> _What is required_
Reproduce the listing that follows with no differences at all.

> _Record set_
====

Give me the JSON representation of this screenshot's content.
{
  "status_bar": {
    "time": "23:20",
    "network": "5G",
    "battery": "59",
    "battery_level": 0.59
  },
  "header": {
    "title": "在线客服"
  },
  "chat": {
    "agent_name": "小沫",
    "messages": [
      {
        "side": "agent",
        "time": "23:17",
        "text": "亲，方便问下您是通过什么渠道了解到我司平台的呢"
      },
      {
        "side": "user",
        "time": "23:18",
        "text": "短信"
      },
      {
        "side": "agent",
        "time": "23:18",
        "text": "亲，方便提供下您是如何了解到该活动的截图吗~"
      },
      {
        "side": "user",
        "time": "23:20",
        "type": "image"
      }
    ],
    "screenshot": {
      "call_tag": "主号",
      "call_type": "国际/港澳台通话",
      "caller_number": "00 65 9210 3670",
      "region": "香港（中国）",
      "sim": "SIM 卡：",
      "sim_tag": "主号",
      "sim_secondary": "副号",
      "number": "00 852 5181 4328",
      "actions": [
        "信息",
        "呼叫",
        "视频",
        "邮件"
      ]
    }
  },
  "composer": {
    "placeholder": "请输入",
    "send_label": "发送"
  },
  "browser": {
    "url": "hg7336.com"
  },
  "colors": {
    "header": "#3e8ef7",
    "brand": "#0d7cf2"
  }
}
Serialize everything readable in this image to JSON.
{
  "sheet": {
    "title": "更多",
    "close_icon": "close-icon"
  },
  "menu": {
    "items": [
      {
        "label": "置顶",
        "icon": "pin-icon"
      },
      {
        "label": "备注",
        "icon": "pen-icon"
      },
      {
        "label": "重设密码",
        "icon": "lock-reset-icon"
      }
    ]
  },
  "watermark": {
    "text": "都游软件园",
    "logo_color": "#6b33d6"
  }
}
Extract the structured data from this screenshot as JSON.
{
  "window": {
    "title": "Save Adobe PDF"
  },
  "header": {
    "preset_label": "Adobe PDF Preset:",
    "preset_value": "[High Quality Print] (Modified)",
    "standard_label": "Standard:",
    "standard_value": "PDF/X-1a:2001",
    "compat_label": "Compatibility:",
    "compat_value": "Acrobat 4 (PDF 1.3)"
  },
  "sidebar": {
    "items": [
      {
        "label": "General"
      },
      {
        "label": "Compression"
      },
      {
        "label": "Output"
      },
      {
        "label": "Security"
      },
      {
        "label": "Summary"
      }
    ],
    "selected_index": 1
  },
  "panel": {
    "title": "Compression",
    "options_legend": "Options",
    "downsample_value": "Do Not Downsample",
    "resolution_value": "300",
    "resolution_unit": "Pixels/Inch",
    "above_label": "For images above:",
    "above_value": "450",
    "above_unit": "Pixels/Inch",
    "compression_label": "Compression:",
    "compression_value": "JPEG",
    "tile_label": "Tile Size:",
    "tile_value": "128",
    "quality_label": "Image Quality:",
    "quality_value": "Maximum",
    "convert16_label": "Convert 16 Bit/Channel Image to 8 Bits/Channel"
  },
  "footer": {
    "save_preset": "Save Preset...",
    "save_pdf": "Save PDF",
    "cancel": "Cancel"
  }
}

====

> _The output_
Give me the JSON representation of this screenshot's content.
{
  "status_bar": {
    "time": "23:20",
    "network": "5G",
    "battery": "59",
    "battery_level": 0.59
  },
  "header": {
    "title": "在线客服"
  },
  "chat": {
    "agent_name": "小沫",
    "messages": [
      {
        "side": "agent",
        "time": "23:17",
        "text": "亲，方便问下您是通过什么渠道了解到我司平台的呢"
      },
      {
        "side": "user",
        "time": "23:18",
        "text": "短信"
      },
      {
        "side": "agent",
        "time": "23:18",
        "text": "亲，方便提供下您是如何了解到该活动的截图吗~"
      },
      {
        "side": "user",
        "time": "23:20",
        "type": "image"
      }
    ],
    "screenshot": {
      "call_tag": "主号",
      "call_type": "国际/港澳台通话",
      "caller_number": "00 65 9210 3670",
      "region": "香港（中国）",
      "sim": "SIM 卡：",
      "sim_tag": "主号",
      "sim_secondary": "副号",
      "number": "00 852 5181 4328",
      "actions": [
        "信息",
        "呼叫",
        "视频",
        "邮件"
      ]
    }
  },
  "composer": {
    "placeholder": "请输入",
    "send_label": "发送"
  },
  "browser": {
    "url": "hg7336.com"
  },
  "colors": {
    "header": "#3e8ef7",
    "brand": "#0d7cf2"
  }
}
Serialize everything readable in this image to JSON.
{
  "sheet": {
    "title": "更多",
    "close_icon": "close-icon"
  },
  "menu": {
    "items": [
      {
        "label": "置顶",
        "icon": "pin-icon"
      },
      {
        "label": "备注",
        "icon": "pen-icon"
      },
      {
        "label": "重设密码",
        "icon": "lock-reset-icon"
      }
    ]
  },
  "watermark": {
    "text": "都游软件园",
    "logo_color": "#6b33d6"
  }
}
Extract the structured data from this screenshot as JSON.
{
  "window": {
    "title": "Save Adobe PDF"
  },
  "header": {
    "preset_label": "Adobe PDF Preset:",
    "preset_value": "[High Quality Print] (Modified)",
    "standard_label": "Standard:",
    "standard_value": "PDF/X-1a:2001",
    "compat_label": "Compatibility:",
    "compat_value": "Acrobat 4 (PDF 1.3)"
  },
  "sidebar": {
    "items": [
      {
        "label": "General"
      },
      {
        "label": "Compression"
      },
      {
        "label": "Output"
      },
      {
        "label": "Security"
      },
      {
        "label": "Summary"
      }
    ],
    "selected_index": 1
  },
  "panel": {
    "title": "Compression",
    "options_legend": "Options",
    "downsample_value": "Do Not Downsample",
    "resolution_value": "300",
    "resolution_unit": "Pixels/Inch",
    "above_label": "For images above:",
    "above_value": "450",
    "above_unit": "Pixels/Inch",
    "compression_label": "Compression:",
    "compression_value": "JPEG",
    "tile_label": "Tile Size:",
    "tile_value": "128",
    "quality_label": "Image Quality:",
    "quality_value": "Maximum",
    "convert16_label": "Convert 16 Bit/Channel Image to 8 Bits/Channel"
  },
  "footer": {
    "save_preset": "Save Preset...",
    "save_pdf": "Save PDF",
    "cancel": "Cancel"
  }
}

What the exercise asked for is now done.